Copy out all the entries exactly.

>> BEGIN Records for the task

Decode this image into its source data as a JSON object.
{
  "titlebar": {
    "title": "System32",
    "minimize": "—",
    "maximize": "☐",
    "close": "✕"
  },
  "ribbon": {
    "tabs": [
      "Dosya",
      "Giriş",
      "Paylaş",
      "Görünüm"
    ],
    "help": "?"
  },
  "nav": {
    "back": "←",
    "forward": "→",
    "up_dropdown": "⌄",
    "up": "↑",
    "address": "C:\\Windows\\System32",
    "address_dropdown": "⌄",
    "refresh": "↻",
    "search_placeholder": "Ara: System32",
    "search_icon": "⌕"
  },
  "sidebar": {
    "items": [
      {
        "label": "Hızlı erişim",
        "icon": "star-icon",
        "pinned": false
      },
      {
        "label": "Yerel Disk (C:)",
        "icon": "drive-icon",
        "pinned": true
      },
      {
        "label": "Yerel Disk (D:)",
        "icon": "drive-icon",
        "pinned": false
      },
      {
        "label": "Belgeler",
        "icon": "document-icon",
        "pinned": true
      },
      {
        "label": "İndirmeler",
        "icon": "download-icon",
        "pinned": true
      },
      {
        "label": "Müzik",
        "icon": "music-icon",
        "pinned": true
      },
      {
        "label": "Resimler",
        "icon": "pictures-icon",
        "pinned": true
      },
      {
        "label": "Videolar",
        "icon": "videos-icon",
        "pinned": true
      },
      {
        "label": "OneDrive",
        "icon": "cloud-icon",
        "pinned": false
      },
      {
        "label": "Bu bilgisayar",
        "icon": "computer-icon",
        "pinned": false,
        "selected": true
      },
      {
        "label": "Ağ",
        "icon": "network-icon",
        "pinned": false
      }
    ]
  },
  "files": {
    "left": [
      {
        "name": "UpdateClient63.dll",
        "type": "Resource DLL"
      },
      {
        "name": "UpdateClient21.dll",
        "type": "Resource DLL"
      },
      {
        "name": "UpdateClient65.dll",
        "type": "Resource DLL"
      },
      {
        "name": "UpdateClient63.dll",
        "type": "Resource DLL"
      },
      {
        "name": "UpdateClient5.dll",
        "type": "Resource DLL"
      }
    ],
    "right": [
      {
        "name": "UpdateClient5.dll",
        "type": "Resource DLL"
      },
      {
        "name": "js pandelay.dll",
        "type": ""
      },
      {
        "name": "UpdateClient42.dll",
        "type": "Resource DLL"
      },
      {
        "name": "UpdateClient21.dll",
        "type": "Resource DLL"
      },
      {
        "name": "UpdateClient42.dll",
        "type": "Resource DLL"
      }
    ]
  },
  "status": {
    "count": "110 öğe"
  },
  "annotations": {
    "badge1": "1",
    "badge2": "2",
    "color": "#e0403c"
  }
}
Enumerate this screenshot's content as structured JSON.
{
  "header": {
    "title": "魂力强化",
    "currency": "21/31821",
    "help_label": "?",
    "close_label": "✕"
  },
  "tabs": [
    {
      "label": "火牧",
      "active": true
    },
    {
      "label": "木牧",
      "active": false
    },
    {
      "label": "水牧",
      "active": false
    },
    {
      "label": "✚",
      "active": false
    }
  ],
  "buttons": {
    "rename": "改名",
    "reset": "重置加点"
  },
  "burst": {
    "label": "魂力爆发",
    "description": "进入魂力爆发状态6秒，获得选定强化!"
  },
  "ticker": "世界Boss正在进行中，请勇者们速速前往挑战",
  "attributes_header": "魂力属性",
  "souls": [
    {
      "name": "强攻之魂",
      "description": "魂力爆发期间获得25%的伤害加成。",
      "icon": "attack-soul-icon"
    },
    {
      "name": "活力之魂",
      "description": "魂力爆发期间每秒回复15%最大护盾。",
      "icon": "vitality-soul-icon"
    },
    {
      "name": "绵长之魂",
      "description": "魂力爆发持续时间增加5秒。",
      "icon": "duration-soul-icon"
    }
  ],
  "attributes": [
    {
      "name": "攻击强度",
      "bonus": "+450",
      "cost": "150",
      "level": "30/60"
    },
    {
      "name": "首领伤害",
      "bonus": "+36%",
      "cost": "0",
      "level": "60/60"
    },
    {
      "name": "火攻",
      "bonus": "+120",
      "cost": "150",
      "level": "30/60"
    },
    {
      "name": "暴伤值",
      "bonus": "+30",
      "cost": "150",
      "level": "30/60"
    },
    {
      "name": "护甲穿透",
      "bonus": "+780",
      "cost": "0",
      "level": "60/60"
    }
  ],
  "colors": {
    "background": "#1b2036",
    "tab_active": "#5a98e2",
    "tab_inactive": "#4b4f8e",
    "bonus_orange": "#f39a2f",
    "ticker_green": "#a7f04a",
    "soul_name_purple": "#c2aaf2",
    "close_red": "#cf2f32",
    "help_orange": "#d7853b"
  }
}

>> END Records for the task

# [Solution]
Decode this image into its source data as a JSON object.
{
  "titlebar": {
    "title": "System32",
    "minimize": "—",
    "maximize": "☐",
    "close": "✕"
  },
  "ribbon": {
    "tabs": [
      "Dosya",
      "Giriş",
      "Paylaş",
      "Görünüm"
    ],
    "help": "?"
  },
  "nav": {
    "back": "←",
    "forward": "→",
    "up_dropdown": "⌄",
    "up": "↑",
    "address": "C:\\Windows\\System32",
    "address_dropdown": "⌄",
    "refresh": "↻",
    "search_placeholder": "Ara: System32",
    "search_icon": "⌕"
  },
  "sidebar": {
    "items": [
      {
        "label": "Hızlı erişim",
        "icon": "star-icon",
        "pinned": false
      },
      {
        "label": "Yerel Disk (C:)",
        "icon": "drive-icon",
        "pinned": true
      },
      {
        "label": "Yerel Disk (D:)",
        "icon": "drive-icon",
        "pinned": false
      },
      {
        "label": "Belgeler",
        "icon": "document-icon",
        "pinned": true
      },
      {
        "label": "İndirmeler",
        "icon": "download-icon",
        "pinned": true
      },
      {
        "label": "Müzik",
        "icon": "music-icon",
        "pinned": true
      },
      {
        "label": "Resimler",
        "icon": "pictures-icon",
        "pinned": true
      },
      {
        "label": "Videolar",
        "icon": "videos-icon",
        "pinned": true
      },
      {
        "label": "OneDrive",
        "icon": "cloud-icon",
        "pinned": false
      },
      {
        "label": "Bu bilgisayar",
        "icon": "computer-icon",
        "pinned": false,
        "selected": true
      },
      {
        "label": "Ağ",
        "icon": "network-icon",
        "pinned": false
      }
    ]
  },
  "files": {
    "left": [
      {
        "name": "UpdateClient63.dll",
        "type": "Resource DLL"
      },
      {
        "name": "UpdateClient21.dll",
        "type": "Resource DLL"
      },
      {
        "name": "UpdateClient65.dll",
        "type": "Resource DLL"
      },
      {
        "name": "UpdateClient63.dll",
        "type": "Resource DLL"
      },
      {
        "name": "UpdateClient5.dll",
        "type": "Resource DLL"
      }
    ],
    "right": [
      {
        "name": "UpdateClient5.dll",
        "type": "Resource DLL"
      },
      {
        "name": "js pandelay.dll",
        "type": ""
      },
      {
        "name": "UpdateClient42.dll",
        "type": "Resource DLL"
      },
      {
        "name": "UpdateClient21.dll",
        "type": "Resource DLL"
      },
      {
        "name": "UpdateClient42.dll",
        "type": "Resource DLL"
      }
    ]
  },
  "status": {
    "count": "110 öğe"
  },
  "annotations": {
    "badge1": "1",
    "badge2": "2",
    "color": "#e0403c"
  }
}
Enumerate this screenshot's content as structured JSON.
{
  "header": {
    "title": "魂力强化",
    "currency": "21/31821",
    "help_label": "?",
    "close_label": "✕"
  },
  "tabs": [
    {
      "label": "火牧",
      "active": true
    },
    {
      "label": "木牧",
      "active": false
    },
    {
      "label": "水牧",
      "active": false
    },
    {
      "label": "✚",
      "active": false
    }
  ],
  "buttons": {
    "rename": "改名",
    "reset": "重置加点"
  },
  "burst": {
    "label": "魂力爆发",
    "description": "进入魂力爆发状态6秒，获得选定强化!"
  },
  "ticker": "世界Boss正在进行中，请勇者们速速前往挑战",
  "attributes_header": "魂力属性",
  "souls": [
    {
      "name": "强攻之魂",
      "description": "魂力爆发期间获得25%的伤害加成。",
      "icon": "attack-soul-icon"
    },
    {
      "name": "活力之魂",
      "description": "魂力爆发期间每秒回复15%最大护盾。",
      "icon": "vitality-soul-icon"
    },
    {
      "name": "绵长之魂",
      "description": "魂力爆发持续时间增加5秒。",
      "icon": "duration-soul-icon"
    }
  ],
  "attributes": [
    {
      "name": "攻击强度",
      "bonus": "+450",
      "cost": "150",
      "level": "30/60"
    },
    {
      "name": "首领伤害",
      "bonus": "+36%",
      "cost": "0",
      "level": "60/60"
    },
    {
      "name": "火攻",
      "bonus": "+120",
      "cost": "150",
      "level": "30/60"
    },
    {
      "name": "暴伤值",
      "bonus": "+30",
      "cost": "150",
      "level": "30/60"
    },
    {
      "name": "护甲穿透",
      "bonus": "+780",
      "cost": "0",
      "level": "60/60"
    }
  ],
  "colors": {
    "background": "#1b2036",
    "tab_active": "#5a98e2",
    "tab_inactive": "#4b4f8e",
    "bonus_orange": "#f39a2f",
    "ticker_green": "#a7f04a",
    "soul_name_purple": "#c2aaf2",
    "close_red": "#cf2f32",
    "help_orange": "#d7853b"
  }
}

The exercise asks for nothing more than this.